→ **Problem**:
Go through the material below and copy each line where the word "JSON" appears.

→ **Data to use**:
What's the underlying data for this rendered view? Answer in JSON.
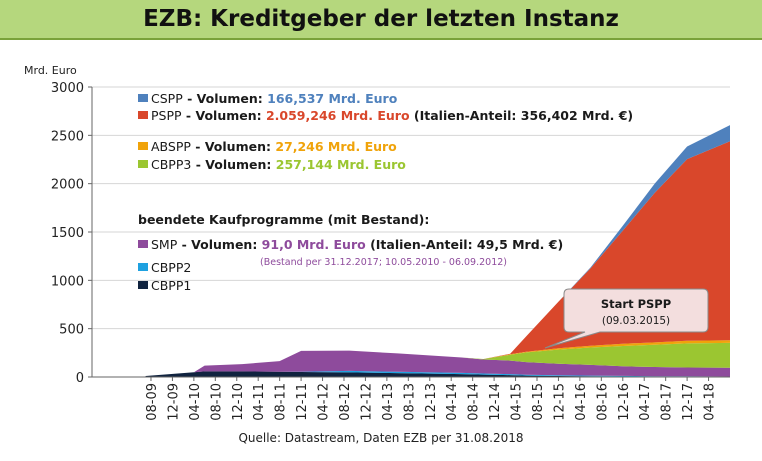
{
  "page_title": "EZB: Kreditgeber der letzten Instanz",
  "source": "Quelle: Datastream, Daten EZB per 31.08.2018",
  "colors": {
    "CSPP": "#4f81bd",
    "PSPP": "#d9472b",
    "ABSPP": "#f0a30a",
    "CBPP3": "#9bc631",
    "SMP": "#8e4b9c",
    "CBPP2": "#1ea1e0",
    "CBPP1": "#10233f"
  },
  "legend": {
    "active": [
      {
        "key": "CSPP",
        "name": "CSPP",
        "prefix": " - Volumen: ",
        "value": "166,537 Mrd. Euro",
        "suffix": ""
      },
      {
        "key": "PSPP",
        "name": "PSPP",
        "prefix": " - Volumen: ",
        "value": "2.059,246 Mrd. Euro",
        "suffix": " (Italien-Anteil: 356,402 Mrd. €)"
      },
      {
        "key": "ABSPP",
        "name": "ABSPP",
        "prefix": " - Volumen: ",
        "value": "27,246 Mrd. Euro",
        "suffix": ""
      },
      {
        "key": "CBPP3",
        "name": "CBPP3",
        "prefix": " - Volumen: ",
        "value": "257,144 Mrd. Euro",
        "suffix": ""
      }
    ],
    "ended_heading": "beendete Kaufprogramme (mit Bestand):",
    "ended": [
      {
        "key": "SMP",
        "name": "SMP",
        "prefix": " - Volumen: ",
        "value": "91,0 Mrd. Euro",
        "suffix": " (Italien-Anteil: 49,5 Mrd. €)"
      },
      {
        "key": "CBPP2",
        "name": "CBPP2",
        "prefix": "",
        "value": "",
        "suffix": ""
      },
      {
        "key": "CBPP1",
        "name": "CBPP1",
        "prefix": "",
        "value": "",
        "suffix": ""
      }
    ],
    "smp_note": "(Bestand per 31.12.2017; 10.05.2010 - 06.09.2012)"
  },
  "annotation": {
    "title": "Start PSPP",
    "date": "(09.03.2015)"
  },
  "chart_data": {
    "type": "area",
    "stacked": true,
    "ylabel": "Mrd. Euro",
    "ylim": [
      0,
      3000
    ],
    "yticks": [
      0,
      500,
      1000,
      1500,
      2000,
      2500,
      3000
    ],
    "xlim": [
      "2008-09",
      "2018-08"
    ],
    "xticks": [
      "08-09",
      "12-09",
      "04-10",
      "08-10",
      "12-10",
      "04-11",
      "08-11",
      "12-11",
      "04-12",
      "08-12",
      "12-12",
      "04-13",
      "08-13",
      "12-13",
      "04-14",
      "08-14",
      "12-14",
      "04-15",
      "08-15",
      "12-15",
      "04-16",
      "08-16",
      "12-16",
      "04-17",
      "08-17",
      "12-17",
      "04-18"
    ],
    "x": [
      "2009-07",
      "2010-04",
      "2010-06",
      "2011-01",
      "2011-08",
      "2011-12",
      "2012-09",
      "2013-06",
      "2014-06",
      "2014-10",
      "2015-03",
      "2015-06",
      "2015-12",
      "2016-06",
      "2016-12",
      "2017-06",
      "2017-12",
      "2018-08"
    ],
    "series": [
      {
        "name": "CBPP1",
        "values": [
          10,
          50,
          58,
          58,
          55,
          52,
          48,
          40,
          30,
          25,
          20,
          15,
          10,
          8,
          5,
          3,
          2,
          1
        ]
      },
      {
        "name": "CBPP2",
        "values": [
          0,
          0,
          0,
          0,
          0,
          3,
          15,
          14,
          12,
          11,
          10,
          9,
          8,
          7,
          6,
          5,
          5,
          4
        ]
      },
      {
        "name": "SMP",
        "values": [
          0,
          0,
          60,
          75,
          110,
          215,
          210,
          190,
          160,
          145,
          140,
          130,
          120,
          110,
          100,
          95,
          91,
          91
        ]
      },
      {
        "name": "CBPP3",
        "values": [
          0,
          0,
          0,
          0,
          0,
          0,
          0,
          0,
          0,
          5,
          60,
          100,
          145,
          180,
          210,
          230,
          250,
          257
        ]
      },
      {
        "name": "ABSPP",
        "values": [
          0,
          0,
          0,
          0,
          0,
          0,
          0,
          0,
          0,
          0,
          5,
          7,
          15,
          19,
          23,
          25,
          26,
          27
        ]
      },
      {
        "name": "PSPP",
        "values": [
          0,
          0,
          0,
          0,
          0,
          0,
          0,
          0,
          0,
          0,
          5,
          160,
          480,
          800,
          1170,
          1550,
          1880,
          2059
        ]
      },
      {
        "name": "CSPP",
        "values": [
          0,
          0,
          0,
          0,
          0,
          0,
          0,
          0,
          0,
          0,
          0,
          0,
          0,
          10,
          50,
          95,
          130,
          167
        ]
      }
    ]
  }
}
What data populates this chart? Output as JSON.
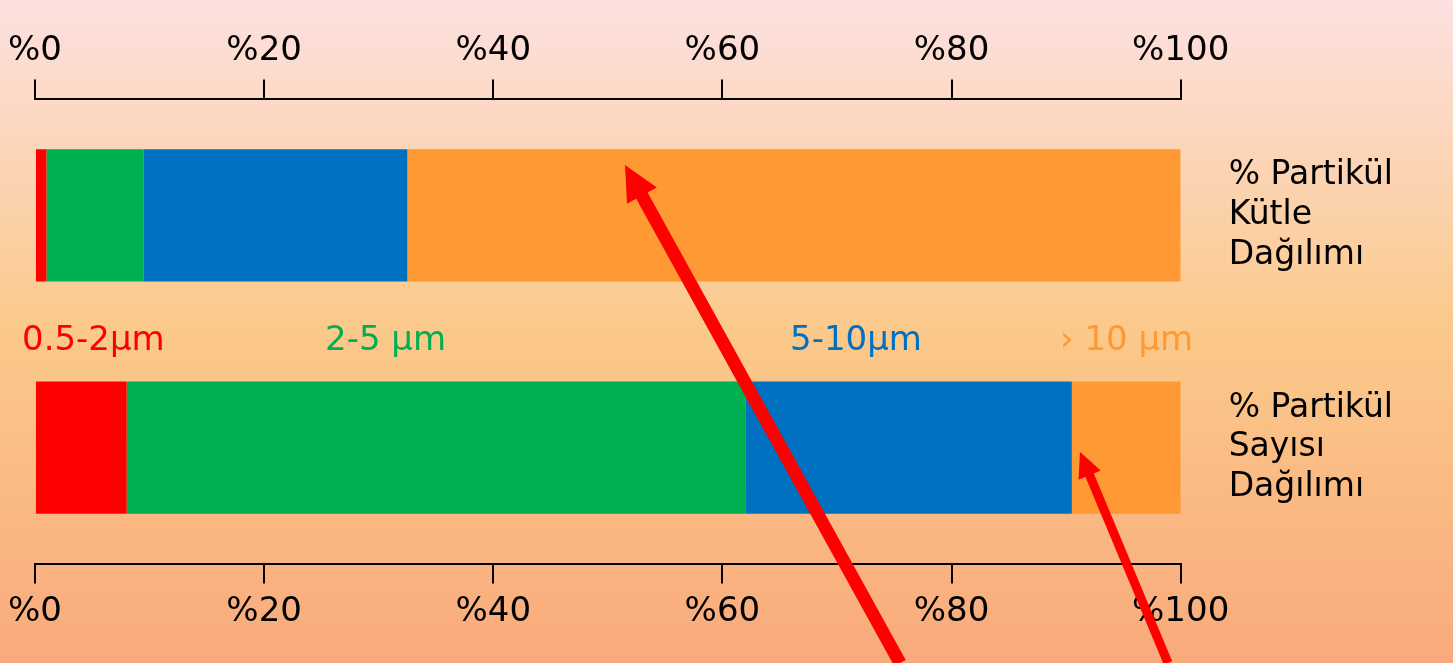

→ **The solution**:
What's the underlying data for this rendered view? Answer in JSON.
What data populates this chart? Output as JSON.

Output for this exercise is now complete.